Task instructions
Copy every line of the records that includes the word "bottom".

Stored entries
►

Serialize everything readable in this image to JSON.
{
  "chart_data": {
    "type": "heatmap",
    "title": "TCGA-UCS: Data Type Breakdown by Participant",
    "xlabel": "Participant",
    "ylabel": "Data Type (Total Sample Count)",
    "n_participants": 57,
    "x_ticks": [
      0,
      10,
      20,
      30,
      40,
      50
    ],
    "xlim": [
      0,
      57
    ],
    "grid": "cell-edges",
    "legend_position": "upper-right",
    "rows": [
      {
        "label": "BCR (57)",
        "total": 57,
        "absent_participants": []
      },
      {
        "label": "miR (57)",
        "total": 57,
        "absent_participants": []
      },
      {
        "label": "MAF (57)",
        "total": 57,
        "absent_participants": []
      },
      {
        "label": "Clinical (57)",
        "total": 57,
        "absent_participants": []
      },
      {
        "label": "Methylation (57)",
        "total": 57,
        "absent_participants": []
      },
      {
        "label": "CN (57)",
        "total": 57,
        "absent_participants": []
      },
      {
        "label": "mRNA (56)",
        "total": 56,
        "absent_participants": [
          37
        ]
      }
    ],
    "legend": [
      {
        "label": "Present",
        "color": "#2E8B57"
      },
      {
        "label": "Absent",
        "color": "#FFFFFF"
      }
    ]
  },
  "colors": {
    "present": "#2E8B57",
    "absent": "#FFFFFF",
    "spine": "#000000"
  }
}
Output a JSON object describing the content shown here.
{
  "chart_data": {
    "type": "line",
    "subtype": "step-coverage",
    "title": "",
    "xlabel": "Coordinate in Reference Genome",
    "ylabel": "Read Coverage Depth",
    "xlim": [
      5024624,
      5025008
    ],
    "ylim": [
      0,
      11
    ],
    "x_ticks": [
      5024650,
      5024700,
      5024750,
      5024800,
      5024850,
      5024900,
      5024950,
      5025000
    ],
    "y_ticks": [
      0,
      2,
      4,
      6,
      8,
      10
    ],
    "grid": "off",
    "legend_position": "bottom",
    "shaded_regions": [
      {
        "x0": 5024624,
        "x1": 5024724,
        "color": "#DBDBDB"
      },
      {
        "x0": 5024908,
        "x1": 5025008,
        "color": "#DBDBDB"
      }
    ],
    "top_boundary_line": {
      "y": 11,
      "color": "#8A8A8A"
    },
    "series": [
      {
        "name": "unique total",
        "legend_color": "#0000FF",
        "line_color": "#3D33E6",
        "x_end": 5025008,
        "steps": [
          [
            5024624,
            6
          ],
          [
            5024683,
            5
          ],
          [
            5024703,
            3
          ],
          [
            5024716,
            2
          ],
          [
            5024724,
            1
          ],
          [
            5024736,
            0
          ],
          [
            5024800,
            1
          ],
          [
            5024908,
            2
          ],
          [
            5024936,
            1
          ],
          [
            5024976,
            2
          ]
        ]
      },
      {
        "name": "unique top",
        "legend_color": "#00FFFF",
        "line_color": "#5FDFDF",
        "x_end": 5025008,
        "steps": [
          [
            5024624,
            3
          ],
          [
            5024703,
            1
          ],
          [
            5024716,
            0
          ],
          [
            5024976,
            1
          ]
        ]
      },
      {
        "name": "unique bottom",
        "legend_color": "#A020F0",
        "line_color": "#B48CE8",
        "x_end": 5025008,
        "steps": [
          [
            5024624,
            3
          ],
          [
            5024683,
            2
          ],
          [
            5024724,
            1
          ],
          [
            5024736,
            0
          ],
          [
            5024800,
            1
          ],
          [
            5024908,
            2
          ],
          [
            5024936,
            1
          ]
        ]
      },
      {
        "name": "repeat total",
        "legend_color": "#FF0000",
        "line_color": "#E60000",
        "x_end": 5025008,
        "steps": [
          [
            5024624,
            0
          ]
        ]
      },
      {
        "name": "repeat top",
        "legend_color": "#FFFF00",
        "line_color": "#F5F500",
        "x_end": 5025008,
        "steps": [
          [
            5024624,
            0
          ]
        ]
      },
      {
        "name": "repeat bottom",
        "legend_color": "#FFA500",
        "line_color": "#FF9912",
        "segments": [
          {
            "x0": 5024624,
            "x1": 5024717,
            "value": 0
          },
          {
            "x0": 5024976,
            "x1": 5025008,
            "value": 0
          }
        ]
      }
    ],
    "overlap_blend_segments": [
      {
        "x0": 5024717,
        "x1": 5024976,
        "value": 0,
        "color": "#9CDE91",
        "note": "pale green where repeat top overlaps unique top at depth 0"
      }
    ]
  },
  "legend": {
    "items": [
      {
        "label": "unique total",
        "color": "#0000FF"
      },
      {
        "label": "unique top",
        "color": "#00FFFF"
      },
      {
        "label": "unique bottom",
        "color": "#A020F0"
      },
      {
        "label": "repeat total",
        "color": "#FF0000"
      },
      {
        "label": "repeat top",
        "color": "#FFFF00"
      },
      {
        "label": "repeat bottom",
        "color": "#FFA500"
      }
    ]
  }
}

◄

Task result
    "legend_position": "bottom",
        "name": "unique bottom",
        "name": "repeat bottom",
        "label": "unique bottom",
        "label": "repeat bottom",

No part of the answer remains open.